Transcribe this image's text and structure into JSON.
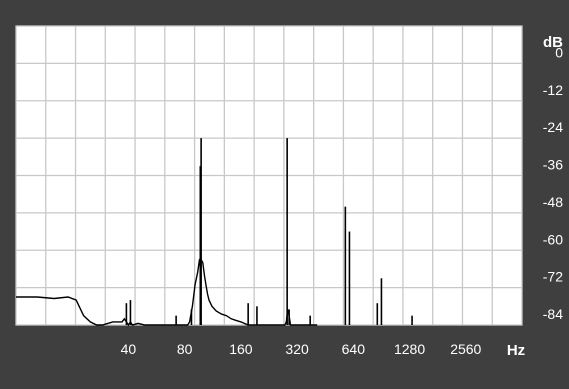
{
  "chart_data": {
    "type": "line",
    "title": "",
    "xlabel": "Hz",
    "ylabel": "dB",
    "x_scale": "log2",
    "xlim": [
      10,
      5120
    ],
    "ylim": [
      -84,
      12
    ],
    "x_ticks": [
      40,
      80,
      160,
      320,
      640,
      1280,
      2560
    ],
    "x_tick_labels": [
      "40",
      "80",
      "160",
      "320",
      "640",
      "1280",
      "2560"
    ],
    "y_ticks": [
      0,
      -12,
      -24,
      -36,
      -48,
      -60,
      -72,
      -84
    ],
    "y_tick_labels": [
      "0",
      "-12",
      "-24",
      "-36",
      "-48",
      "-60",
      "-72",
      "-84"
    ],
    "grid": true,
    "colors": {
      "background": "#3f3f3f",
      "plot": "#ffffff",
      "grid": "#c8c8c8",
      "trace": "#000000",
      "text": "#ffffff"
    },
    "series": [
      {
        "x": [
          10,
          13,
          16,
          19,
          21,
          23,
          25,
          27,
          29,
          31,
          33,
          35,
          37,
          38,
          39,
          40,
          41,
          42,
          45,
          49,
          53,
          57,
          60,
          63,
          66,
          69,
          72,
          75,
          76,
          77,
          78,
          79,
          80,
          81,
          83,
          85,
          88,
          91,
          94,
          96,
          98,
          100,
          102,
          104,
          106,
          108,
          112,
          118,
          126,
          134,
          142,
          150,
          160,
          175,
          190,
          210,
          230,
          250,
          265,
          275,
          280,
          285,
          290,
          295,
          300,
          305,
          310,
          315,
          320,
          330,
          345,
          360,
          375,
          390,
          410
        ],
        "y": [
          -75,
          -75,
          -75.5,
          -75,
          -76,
          -81,
          -83,
          -84,
          -84,
          -83.5,
          -83,
          -83,
          -83,
          -82,
          -83,
          -84,
          -83,
          -84,
          -83.5,
          -84,
          -84.5,
          -84,
          -84,
          -85,
          -85,
          -85.5,
          -86,
          -86,
          -87,
          -86,
          -87,
          -87,
          -87,
          -87,
          -86,
          -83,
          -78,
          -71,
          -67,
          -63,
          -63,
          -64,
          -68,
          -71,
          -74,
          -76,
          -78,
          -79.5,
          -80.5,
          -81,
          -82,
          -82.5,
          -83,
          -84,
          -85,
          -86,
          -86.5,
          -87,
          -87,
          -86,
          -83,
          -79,
          -81,
          -84,
          -86,
          -86.5,
          -87,
          -87,
          -87,
          -87.5,
          -88,
          -88,
          -88.5,
          -88.5,
          -88.5
        ]
      }
    ],
    "peaks": [
      {
        "x": 39,
        "y": -77
      },
      {
        "x": 41,
        "y": -76
      },
      {
        "x": 72,
        "y": -81
      },
      {
        "x": 87,
        "y": -79
      },
      {
        "x": 98,
        "y": -24
      },
      {
        "x": 97,
        "y": -33
      },
      {
        "x": 175,
        "y": -77
      },
      {
        "x": 195,
        "y": -78
      },
      {
        "x": 283,
        "y": -24
      },
      {
        "x": 290,
        "y": -79
      },
      {
        "x": 376,
        "y": -81
      },
      {
        "x": 580,
        "y": -46
      },
      {
        "x": 610,
        "y": -54
      },
      {
        "x": 660,
        "y": -88
      },
      {
        "x": 860,
        "y": -77
      },
      {
        "x": 905,
        "y": -69
      },
      {
        "x": 1320,
        "y": -81
      }
    ]
  }
}
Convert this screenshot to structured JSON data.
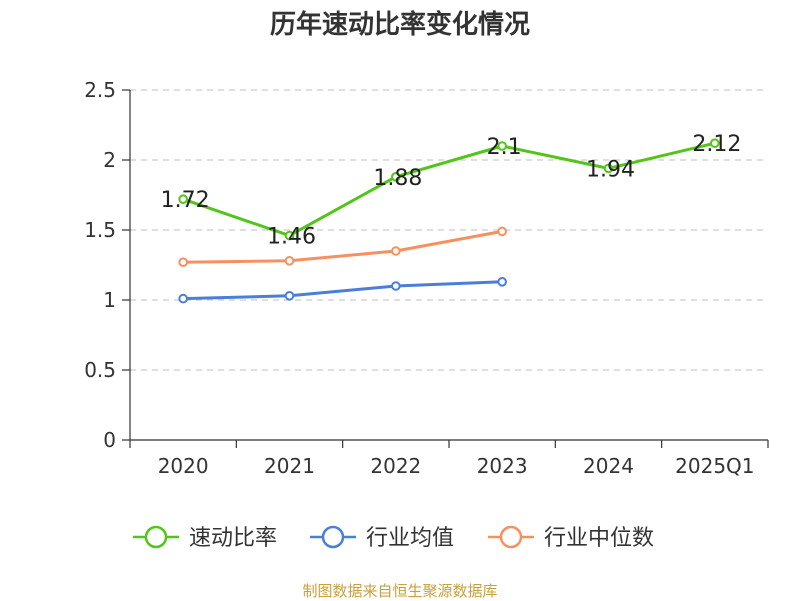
{
  "chart_data": {
    "type": "line",
    "title": "历年速动比率变化情况",
    "categories": [
      "2020",
      "2021",
      "2022",
      "2023",
      "2024",
      "2025Q1"
    ],
    "ylim": [
      0,
      2.5
    ],
    "yticks": [
      "0",
      "0.5",
      "1",
      "1.5",
      "2",
      "2.5"
    ],
    "ytick_values": [
      0,
      0.5,
      1,
      1.5,
      2,
      2.5
    ],
    "grid": true,
    "legend_position": "bottom",
    "series": [
      {
        "name": "速动比率",
        "color": "#52c41a",
        "values": [
          1.72,
          1.46,
          1.88,
          2.1,
          1.94,
          2.12
        ],
        "labels": [
          "1.72",
          "1.46",
          "1.88",
          "2.1",
          "1.94",
          "2.12"
        ]
      },
      {
        "name": "行业均值",
        "color": "#4a7fd9",
        "values": [
          1.01,
          1.03,
          1.1,
          1.13,
          null,
          null
        ]
      },
      {
        "name": "行业中位数",
        "color": "#f7905f",
        "values": [
          1.27,
          1.28,
          1.35,
          1.49,
          null,
          null
        ]
      }
    ]
  },
  "footer": {
    "source": "制图数据来自恒生聚源数据库"
  }
}
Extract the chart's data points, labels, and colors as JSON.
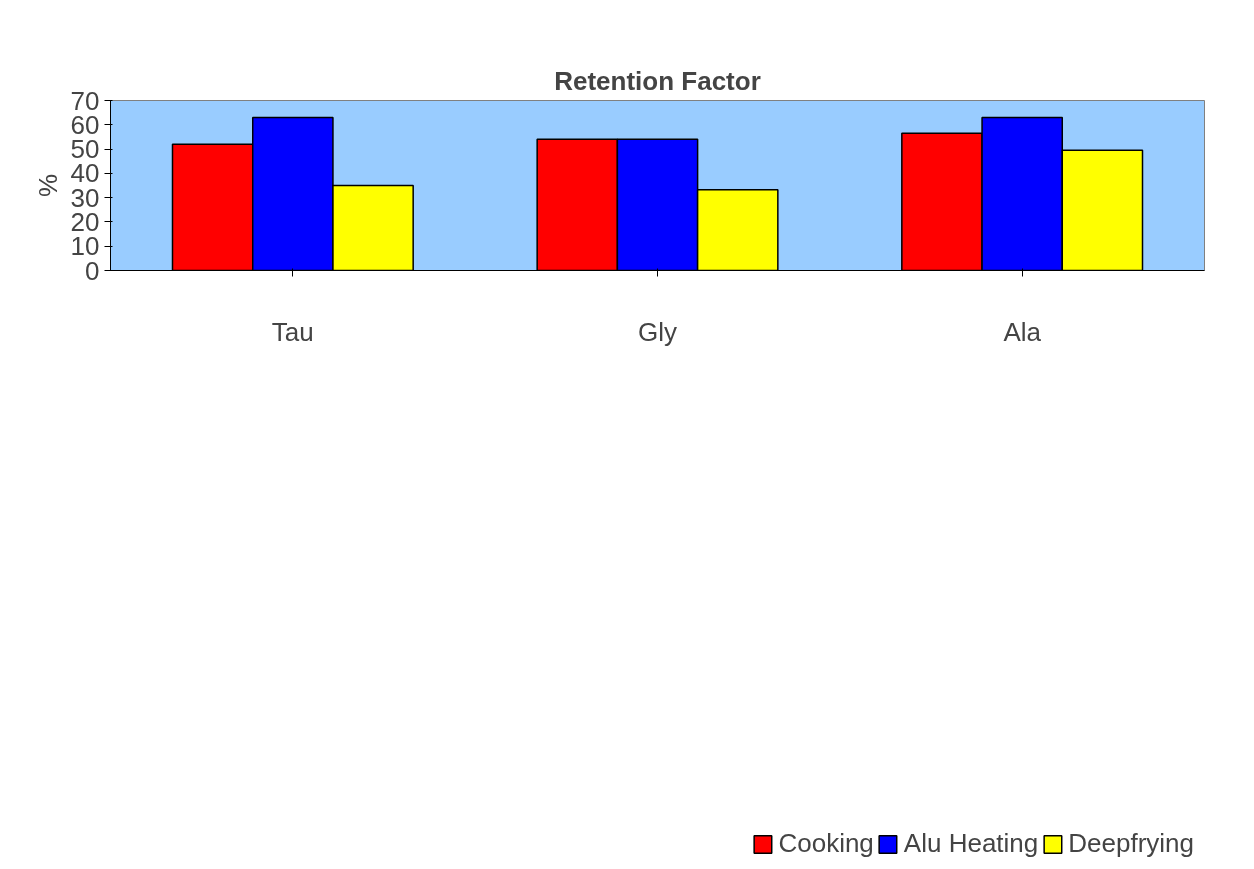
{
  "chart_data": {
    "type": "bar",
    "title": "Retention Factor",
    "ylabel": "%",
    "categories": [
      "Tau",
      "Gly",
      "Ala"
    ],
    "series": [
      {
        "name": "Cooking",
        "color": "#ff0000",
        "values": [
          52,
          54,
          56.5
        ]
      },
      {
        "name": "Alu Heating",
        "color": "#0000ff",
        "values": [
          63,
          54,
          63
        ]
      },
      {
        "name": "Deepfrying",
        "color": "#ffff00",
        "values": [
          35,
          33.3,
          49.5
        ]
      }
    ],
    "ylim": [
      0,
      70
    ],
    "yticks": [
      0,
      10,
      20,
      30,
      40,
      50,
      60,
      70
    ],
    "grid": false,
    "legend": "bottom right"
  }
}
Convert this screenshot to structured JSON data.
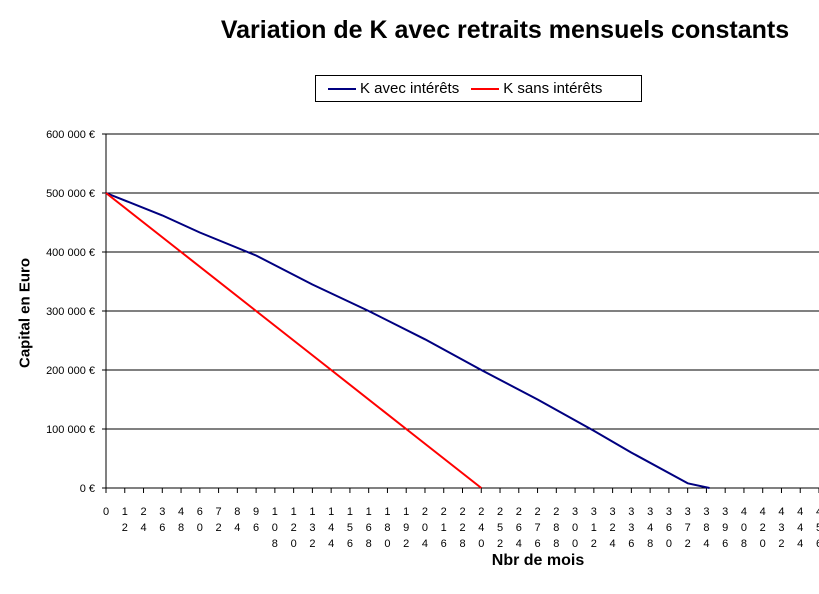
{
  "chart_data": {
    "type": "line",
    "title": "Variation de K avec retraits mensuels constants",
    "xlabel": "Nbr de mois",
    "ylabel": "Capital en Euro",
    "ylim": [
      0,
      600000
    ],
    "yticks": [
      "0 €",
      "100 000 €",
      "200 000 €",
      "300 000 €",
      "400 000 €",
      "500 000 €",
      "600 000 €"
    ],
    "xticks": [
      "0",
      "12",
      "24",
      "36",
      "48",
      "60",
      "72",
      "84",
      "96",
      "108",
      "120",
      "132",
      "144",
      "156",
      "168",
      "180",
      "192",
      "204",
      "216",
      "228",
      "240",
      "252",
      "264",
      "276",
      "288",
      "300",
      "312",
      "324",
      "336",
      "348",
      "360",
      "372",
      "384",
      "396",
      "408",
      "420",
      "432",
      "444",
      "456"
    ],
    "xlim": [
      0,
      456
    ],
    "grid": "horizontal",
    "legend_position": "top",
    "series": [
      {
        "name": "K avec intérêts",
        "color": "#000080",
        "x": [
          0,
          36,
          60,
          96,
          132,
          168,
          204,
          240,
          276,
          312,
          336,
          372,
          386
        ],
        "values": [
          500000,
          462000,
          433000,
          394000,
          345000,
          300000,
          252000,
          200000,
          150000,
          97000,
          60000,
          8000,
          0
        ]
      },
      {
        "name": "K sans intérêts",
        "color": "#ff0000",
        "x": [
          0,
          48,
          96,
          144,
          192,
          240
        ],
        "values": [
          500000,
          400000,
          300000,
          200000,
          100000,
          0
        ]
      }
    ]
  }
}
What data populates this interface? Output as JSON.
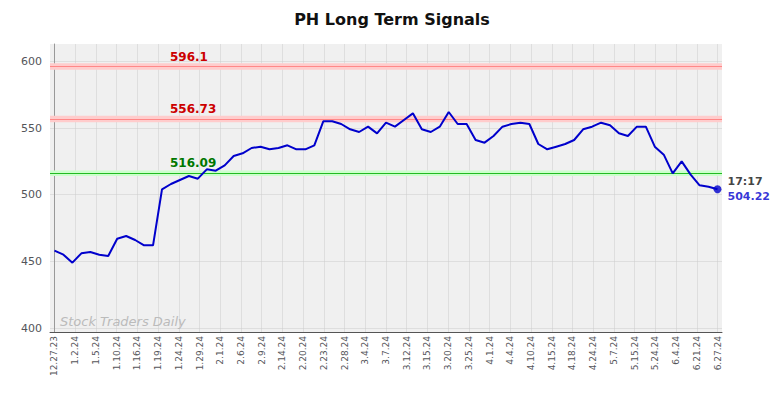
{
  "chart_data": {
    "type": "line",
    "title": "PH Long Term Signals",
    "color": "#0000cc",
    "x": [
      0,
      1,
      2,
      3,
      4,
      5,
      6,
      7,
      8,
      9,
      10,
      11,
      12,
      13,
      14,
      15,
      16,
      17,
      18,
      19,
      20,
      21,
      22,
      23,
      24,
      25,
      26,
      27,
      28,
      29,
      30,
      31,
      32,
      33,
      34,
      35,
      36,
      37,
      38,
      39,
      40,
      41,
      42,
      43,
      44,
      45,
      46,
      47,
      48,
      49,
      50,
      51,
      52,
      53,
      54,
      55,
      56,
      57,
      58,
      59,
      60,
      61,
      62,
      63,
      64,
      65,
      66,
      67,
      68,
      69,
      70,
      71,
      72,
      73,
      74
    ],
    "values": [
      458,
      455,
      449,
      456,
      457,
      455,
      454,
      467,
      469,
      466,
      462,
      462,
      504,
      508,
      511,
      514,
      512,
      519,
      518,
      522,
      529,
      531,
      535,
      536,
      534,
      535,
      537,
      534,
      534,
      537,
      555,
      555,
      553,
      549,
      547,
      551,
      546,
      554,
      551,
      556,
      561,
      549,
      547,
      551,
      562,
      553,
      553,
      541,
      539,
      544,
      551,
      553,
      554,
      553,
      538,
      534,
      536,
      538,
      541,
      549,
      551,
      554,
      552,
      546,
      544,
      551,
      551,
      536,
      530,
      516,
      525,
      515,
      507,
      506,
      504
    ],
    "xlim": [
      -0.5,
      74.5
    ],
    "xticks": [
      {
        "value": 0,
        "label": "12.27.23"
      },
      {
        "value": 2.3125,
        "label": "1.2.24"
      },
      {
        "value": 4.625,
        "label": "1.5.24"
      },
      {
        "value": 6.9375,
        "label": "1.10.24"
      },
      {
        "value": 9.25,
        "label": "1.16.24"
      },
      {
        "value": 11.5625,
        "label": "1.19.24"
      },
      {
        "value": 13.875,
        "label": "1.24.24"
      },
      {
        "value": 16.1875,
        "label": "1.29.24"
      },
      {
        "value": 18.5,
        "label": "2.1.24"
      },
      {
        "value": 20.8125,
        "label": "2.6.24"
      },
      {
        "value": 23.125,
        "label": "2.9.24"
      },
      {
        "value": 25.4375,
        "label": "2.14.24"
      },
      {
        "value": 27.75,
        "label": "2.20.24"
      },
      {
        "value": 30.0625,
        "label": "2.23.24"
      },
      {
        "value": 32.375,
        "label": "2.28.24"
      },
      {
        "value": 34.6875,
        "label": "3.4.24"
      },
      {
        "value": 37,
        "label": "3.7.24"
      },
      {
        "value": 39.3125,
        "label": "3.12.24"
      },
      {
        "value": 41.625,
        "label": "3.15.24"
      },
      {
        "value": 43.9375,
        "label": "3.20.24"
      },
      {
        "value": 46.25,
        "label": "3.25.24"
      },
      {
        "value": 48.5625,
        "label": "4.1.24"
      },
      {
        "value": 50.875,
        "label": "4.4.24"
      },
      {
        "value": 53.1875,
        "label": "4.10.24"
      },
      {
        "value": 55.5,
        "label": "4.15.24"
      },
      {
        "value": 57.8125,
        "label": "4.18.24"
      },
      {
        "value": 60.125,
        "label": "4.24.24"
      },
      {
        "value": 62.4375,
        "label": "5.7.24"
      },
      {
        "value": 64.75,
        "label": "5.15.24"
      },
      {
        "value": 67.0625,
        "label": "5.24.24"
      },
      {
        "value": 69.375,
        "label": "6.4.24"
      },
      {
        "value": 71.6875,
        "label": "6.21.24"
      },
      {
        "value": 74,
        "label": "6.27.24"
      }
    ],
    "ylim": [
      397,
      613
    ],
    "yticks": [
      400,
      450,
      500,
      550,
      600
    ],
    "grid": true,
    "hlines": [
      {
        "value": 556.73,
        "color": "#ff8888",
        "band": [
          554.23,
          559.23
        ],
        "band_color": "#ffcccc",
        "label": "556.73",
        "label_color": "#cc0000"
      },
      {
        "value": 596.1,
        "color": "#ff8888",
        "band": [
          593.6,
          598.6
        ],
        "band_color": "#ffcccc",
        "label": "596.1",
        "label_color": "#cc0000"
      },
      {
        "value": 516.09,
        "color": "#22bb22",
        "band": [
          514.09,
          518.09
        ],
        "band_color": "#ccffcc",
        "label": "516.09",
        "label_color": "#007700"
      }
    ],
    "end_annotations": [
      {
        "text": "17:17",
        "color": "#111111"
      },
      {
        "text": "504.22",
        "color": "#0000cc"
      }
    ],
    "watermark": {
      "text": "Stock Traders Daily",
      "color": "#bbbbbb"
    }
  }
}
┄┄┄┄┄┄┄┄┄┄┄┄┄┄┄┄┄┄┄┄
* REQUIRED TASK *
Copy out every line with the word "title".

* EXERCISE ANSWER *
    "title": "",
    "title": "历年速动比率变化情况",
    "title": "Retention Factor",
    "title": "Variation de K avec retraits mensuels constants",
    "title": "PH Long Term Signals",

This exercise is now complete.